(Excerpts from a figure dataset)

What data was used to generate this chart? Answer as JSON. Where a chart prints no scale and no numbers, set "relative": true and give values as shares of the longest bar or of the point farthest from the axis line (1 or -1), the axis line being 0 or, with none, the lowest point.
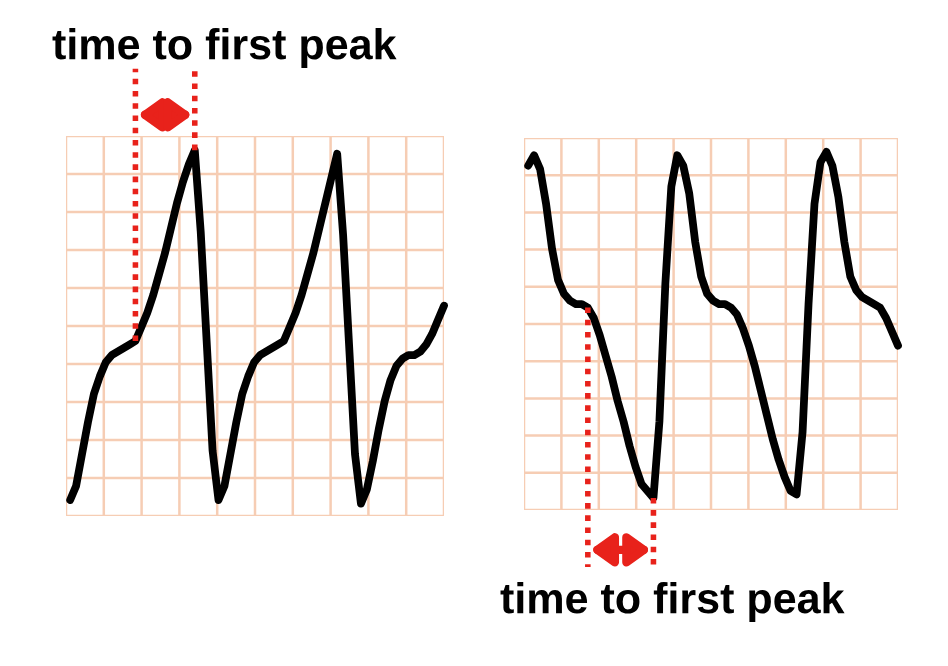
{
  "chart_data": [
    {
      "type": "line",
      "relative": true,
      "grid": true,
      "annotations": [
        "time to first peak"
      ],
      "categories": [
        null,
        null,
        null,
        null,
        null,
        null,
        null,
        null,
        null,
        null,
        null,
        null,
        null,
        null,
        null,
        null,
        null,
        null,
        null,
        null,
        null,
        null,
        null,
        null,
        null,
        null,
        null,
        null,
        null,
        null,
        null,
        null,
        null,
        null,
        null,
        null,
        null,
        null,
        null,
        null,
        null,
        null,
        null,
        null,
        null,
        null,
        null,
        null,
        null,
        null,
        null,
        null,
        null,
        null,
        null,
        null,
        null,
        null,
        null,
        null,
        null,
        null,
        null,
        null
      ],
      "series": [
        {
          "color": "#000000",
          "values": [
            0.01,
            0.05,
            0.14,
            0.23,
            0.31,
            0.36,
            0.4,
            0.42,
            0.43,
            0.44,
            0.45,
            0.46,
            0.5,
            0.54,
            0.59,
            0.65,
            0.71,
            0.78,
            0.85,
            0.91,
            0.96,
            1,
            0.77,
            0.46,
            0.15,
            0.01,
            0.05,
            0.14,
            0.23,
            0.31,
            0.36,
            0.4,
            0.42,
            0.43,
            0.44,
            0.45,
            0.46,
            0.5,
            0.54,
            0.59,
            0.65,
            0.71,
            0.78,
            0.85,
            0.92,
            0.99,
            0.76,
            0.45,
            0.14,
            0,
            0.04,
            0.12,
            0.21,
            0.29,
            0.35,
            0.39,
            0.41,
            0.42,
            0.42,
            0.43,
            0.45,
            0.48,
            0.52,
            0.56
          ]
        }
      ]
    },
    {
      "type": "line",
      "relative": true,
      "grid": true,
      "annotations": [
        "time to first peak"
      ],
      "categories": [
        null,
        null,
        null,
        null,
        null,
        null,
        null,
        null,
        null,
        null,
        null,
        null,
        null,
        null,
        null,
        null,
        null,
        null,
        null,
        null,
        null,
        null,
        null,
        null,
        null,
        null,
        null,
        null,
        null,
        null,
        null,
        null,
        null,
        null,
        null,
        null,
        null,
        null,
        null,
        null,
        null,
        null,
        null,
        null,
        null,
        null,
        null,
        null,
        null,
        null,
        null,
        null,
        null,
        null,
        null,
        null,
        null,
        null,
        null,
        null,
        null,
        null,
        null
      ],
      "series": [
        {
          "color": "#000000",
          "values": [
            0.96,
            0.99,
            0.95,
            0.85,
            0.72,
            0.63,
            0.59,
            0.57,
            0.56,
            0.56,
            0.55,
            0.52,
            0.47,
            0.41,
            0.35,
            0.28,
            0.22,
            0.15,
            0.09,
            0.04,
            0.02,
            0,
            0.22,
            0.62,
            0.9,
            0.99,
            0.96,
            0.88,
            0.74,
            0.64,
            0.59,
            0.57,
            0.56,
            0.56,
            0.55,
            0.53,
            0.49,
            0.44,
            0.38,
            0.31,
            0.24,
            0.17,
            0.11,
            0.06,
            0.02,
            0.01,
            0.19,
            0.56,
            0.85,
            0.97,
            1,
            0.96,
            0.87,
            0.74,
            0.64,
            0.6,
            0.58,
            0.57,
            0.56,
            0.55,
            0.52,
            0.48,
            0.44
          ]
        }
      ]
    }
  ]
}
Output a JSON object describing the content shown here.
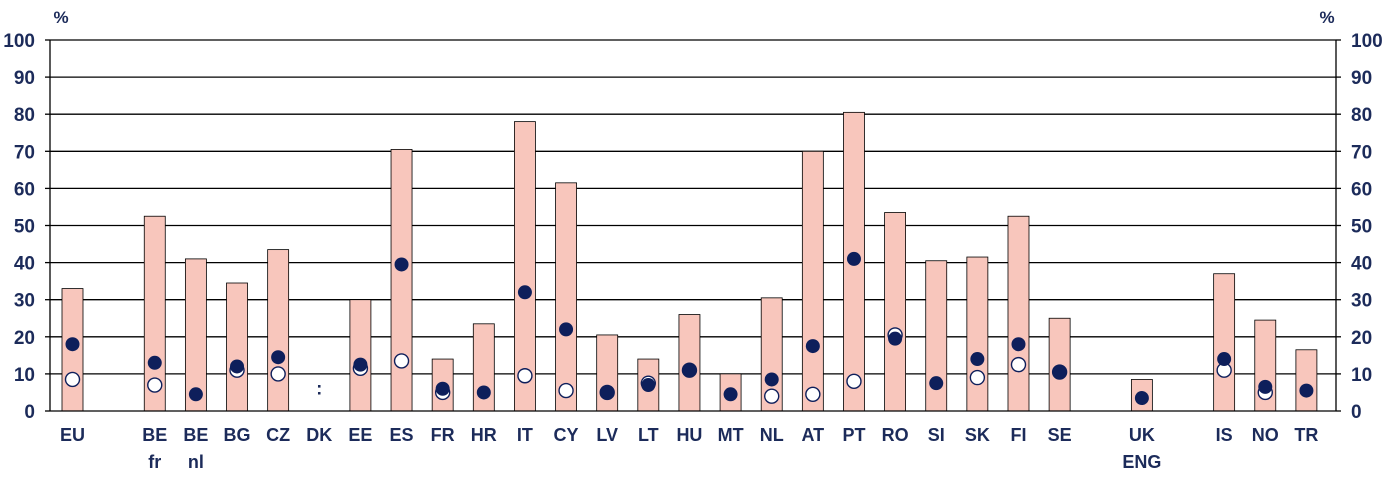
{
  "chart_data": {
    "type": "bar",
    "title": "",
    "xlabel": "",
    "ylabel": "%",
    "ylim": [
      0,
      100
    ],
    "yticks": [
      0,
      10,
      20,
      30,
      40,
      50,
      60,
      70,
      80,
      90,
      100
    ],
    "unit_left": "%",
    "unit_right": "%",
    "grid": true,
    "legend": "none",
    "na_marker": ":",
    "categories": [
      {
        "line1": "EU",
        "line2": ""
      },
      {
        "line1": "BE",
        "line2": "fr"
      },
      {
        "line1": "BE",
        "line2": "nl"
      },
      {
        "line1": "BG",
        "line2": ""
      },
      {
        "line1": "CZ",
        "line2": ""
      },
      {
        "line1": "DK",
        "line2": ""
      },
      {
        "line1": "EE",
        "line2": ""
      },
      {
        "line1": "ES",
        "line2": ""
      },
      {
        "line1": "FR",
        "line2": ""
      },
      {
        "line1": "HR",
        "line2": ""
      },
      {
        "line1": "IT",
        "line2": ""
      },
      {
        "line1": "CY",
        "line2": ""
      },
      {
        "line1": "LV",
        "line2": ""
      },
      {
        "line1": "LT",
        "line2": ""
      },
      {
        "line1": "HU",
        "line2": ""
      },
      {
        "line1": "MT",
        "line2": ""
      },
      {
        "line1": "NL",
        "line2": ""
      },
      {
        "line1": "AT",
        "line2": ""
      },
      {
        "line1": "PT",
        "line2": ""
      },
      {
        "line1": "RO",
        "line2": ""
      },
      {
        "line1": "SI",
        "line2": ""
      },
      {
        "line1": "SK",
        "line2": ""
      },
      {
        "line1": "FI",
        "line2": ""
      },
      {
        "line1": "SE",
        "line2": ""
      },
      {
        "line1": "UK",
        "line2": "ENG"
      },
      {
        "line1": "IS",
        "line2": ""
      },
      {
        "line1": "NO",
        "line2": ""
      },
      {
        "line1": "TR",
        "line2": ""
      }
    ],
    "group_after": [
      0,
      23,
      24
    ],
    "series": [
      {
        "kind": "bar",
        "color": "#f8c6bc",
        "values": [
          33,
          52.5,
          41,
          34.5,
          43.5,
          null,
          30,
          70.5,
          14,
          23.5,
          78,
          61.5,
          20.5,
          14,
          26,
          10,
          30.5,
          70,
          80.5,
          53.5,
          40.5,
          41.5,
          52.5,
          25,
          8.5,
          37,
          24.5,
          16.5
        ]
      },
      {
        "kind": "filled-marker",
        "color": "#0e1f5b",
        "values": [
          18,
          13,
          4.5,
          12,
          14.5,
          null,
          12.5,
          39.5,
          6,
          5,
          32,
          22,
          5,
          7,
          11,
          4.5,
          8.5,
          17.5,
          41,
          19.5,
          7.5,
          14,
          18,
          10.5,
          3.5,
          14,
          6.5,
          5.5
        ]
      },
      {
        "kind": "hollow-marker",
        "color": "#0e1f5b",
        "values": [
          8.5,
          7,
          null,
          11,
          10,
          null,
          11.5,
          13.5,
          5,
          null,
          9.5,
          5.5,
          5,
          7.5,
          11,
          null,
          4,
          4.5,
          8,
          20.5,
          null,
          9,
          12.5,
          10.5,
          null,
          11,
          5,
          null
        ]
      }
    ]
  }
}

EXERCISE DIRECTIONS
Restate the whole of the material word for word without the pictures.

FULL RESPONSE
What data was used to generate this chart? Answer as JSON. Where a chart prints no scale and no numbers, set "relative": true and give values as shares of the longest bar or of the point farthest from the axis line (1 or -1), the axis line being 0 or, with none, the lowest point.
{
  "chart_data": [
    {
      "type": "line",
      "relative": true,
      "grid": true,
      "annotations": [
        "time to first peak"
      ],
      "categories": [
        null,
        null,
        null,
        null,
        null,
        null,
        null,
        null,
        null,
        null,
        null,
        null,
        null,
        null,
        null,
        null,
        null,
        null,
        null,
        null,
        null,
        null,
        null,
        null,
        null,
        null,
        null,
        null,
        null,
        null,
        null,
        null,
        null,
        null,
        null,
        null,
        null,
        null,
        null,
        null,
        null,
        null,
        null,
        null,
        null,
        null,
        null,
        null,
        null,
        null,
        null,
        null,
        null,
        null,
        null,
        null,
        null,
        null,
        null,
        null,
        null,
        null,
        null,
        null
      ],
      "series": [
        {
          "color": "#000000",
          "values": [
            0.01,
            0.05,
            0.14,
            0.23,
            0.31,
            0.36,
            0.4,
            0.42,
            0.43,
            0.44,
            0.45,
            0.46,
            0.5,
            0.54,
            0.59,
            0.65,
            0.71,
            0.78,
            0.85,
            0.91,
            0.96,
            1,
            0.77,
            0.46,
            0.15,
            0.01,
            0.05,
            0.14,
            0.23,
            0.31,
            0.36,
            0.4,
            0.42,
            0.43,
            0.44,
            0.45,
            0.46,
            0.5,
            0.54,
            0.59,
            0.65,
            0.71,
            0.78,
            0.85,
            0.92,
            0.99,
            0.76,
            0.45,
            0.14,
            0,
            0.04,
            0.12,
            0.21,
            0.29,
            0.35,
            0.39,
            0.41,
            0.42,
            0.42,
            0.43,
            0.45,
            0.48,
            0.52,
            0.56
          ]
        }
      ]
    },
    {
      "type": "line",
      "relative": true,
      "grid": true,
      "annotations": [
        "time to first peak"
      ],
      "categories": [
        null,
        null,
        null,
        null,
        null,
        null,
        null,
        null,
        null,
        null,
        null,
        null,
        null,
        null,
        null,
        null,
        null,
        null,
        null,
        null,
        null,
        null,
        null,
        null,
        null,
        null,
        null,
        null,
        null,
        null,
        null,
        null,
        null,
        null,
        null,
        null,
        null,
        null,
        null,
        null,
        null,
        null,
        null,
        null,
        null,
        null,
        null,
        null,
        null,
        null,
        null,
        null,
        null,
        null,
        null,
        null,
        null,
        null,
        null,
        null,
        null,
        null,
        null
      ],
      "series": [
        {
          "color": "#000000",
          "values": [
            0.96,
            0.99,
            0.95,
            0.85,
            0.72,
            0.63,
            0.59,
            0.57,
            0.56,
            0.56,
            0.55,
            0.52,
            0.47,
            0.41,
            0.35,
            0.28,
            0.22,
            0.15,
            0.09,
            0.04,
            0.02,
            0,
            0.22,
            0.62,
            0.9,
            0.99,
            0.96,
            0.88,
            0.74,
            0.64,
            0.59,
            0.57,
            0.56,
            0.56,
            0.55,
            0.53,
            0.49,
            0.44,
            0.38,
            0.31,
            0.24,
            0.17,
            0.11,
            0.06,
            0.02,
            0.01,
            0.19,
            0.56,
            0.85,
            0.97,
            1,
            0.96,
            0.87,
            0.74,
            0.64,
            0.6,
            0.58,
            0.57,
            0.56,
            0.55,
            0.52,
            0.48,
            0.44
          ]
        }
      ]
    }
  ]
}
Output a JSON object describing the content shown here.
{
  "chart_data": {
    "type": "bar",
    "title": "",
    "xlabel": "",
    "ylabel": "%",
    "ylim": [
      0,
      100
    ],
    "yticks": [
      0,
      10,
      20,
      30,
      40,
      50,
      60,
      70,
      80,
      90,
      100
    ],
    "unit_left": "%",
    "unit_right": "%",
    "grid": true,
    "legend": "none",
    "na_marker": ":",
    "categories": [
      {
        "line1": "EU",
        "line2": ""
      },
      {
        "line1": "BE",
        "line2": "fr"
      },
      {
        "line1": "BE",
        "line2": "nl"
      },
      {
        "line1": "BG",
        "line2": ""
      },
      {
        "line1": "CZ",
        "line2": ""
      },
      {
        "line1": "DK",
        "line2": ""
      },
      {
        "line1": "EE",
        "line2": ""
      },
      {
        "line1": "ES",
        "line2": ""
      },
      {
        "line1": "FR",
        "line2": ""
      },
      {
        "line1": "HR",
        "line2": ""
      },
      {
        "line1": "IT",
        "line2": ""
      },
      {
        "line1": "CY",
        "line2": ""
      },
      {
        "line1": "LV",
        "line2": ""
      },
      {
        "line1": "LT",
        "line2": ""
      },
      {
        "line1": "HU",
        "line2": ""
      },
      {
        "line1": "MT",
        "line2": ""
      },
      {
        "line1": "NL",
        "line2": ""
      },
      {
        "line1": "AT",
        "line2": ""
      },
      {
        "line1": "PT",
        "line2": ""
      },
      {
        "line1": "RO",
        "line2": ""
      },
      {
        "line1": "SI",
        "line2": ""
      },
      {
        "line1": "SK",
        "line2": ""
      },
      {
        "line1": "FI",
        "line2": ""
      },
      {
        "line1": "SE",
        "line2": ""
      },
      {
        "line1": "UK",
        "line2": "ENG"
      },
      {
        "line1": "IS",
        "line2": ""
      },
      {
        "line1": "NO",
        "line2": ""
      },
      {
        "line1": "TR",
        "line2": ""
      }
    ],
    "group_after": [
      0,
      23,
      24
    ],
    "series": [
      {
        "kind": "bar",
        "color": "#f8c6bc",
        "values": [
          33,
          52.5,
          41,
          34.5,
          43.5,
          null,
          30,
          70.5,
          14,
          23.5,
          78,
          61.5,
          20.5,
          14,
          26,
          10,
          30.5,
          70,
          80.5,
          53.5,
          40.5,
          41.5,
          52.5,
          25,
          8.5,
          37,
          24.5,
          16.5
        ]
      },
      {
        "kind": "filled-marker",
        "color": "#0e1f5b",
        "values": [
          18,
          13,
          4.5,
          12,
          14.5,
          null,
          12.5,
          39.5,
          6,
          5,
          32,
          22,
          5,
          7,
          11,
          4.5,
          8.5,
          17.5,
          41,
          19.5,
          7.5,
          14,
          18,
          10.5,
          3.5,
          14,
          6.5,
          5.5
        ]
      },
      {
        "kind": "hollow-marker",
        "color": "#0e1f5b",
        "values": [
          8.5,
          7,
          null,
          11,
          10,
          null,
          11.5,
          13.5,
          5,
          null,
          9.5,
          5.5,
          5,
          7.5,
          11,
          null,
          4,
          4.5,
          8,
          20.5,
          null,
          9,
          12.5,
          10.5,
          null,
          11,
          5,
          null
        ]
      }
    ]
  }
}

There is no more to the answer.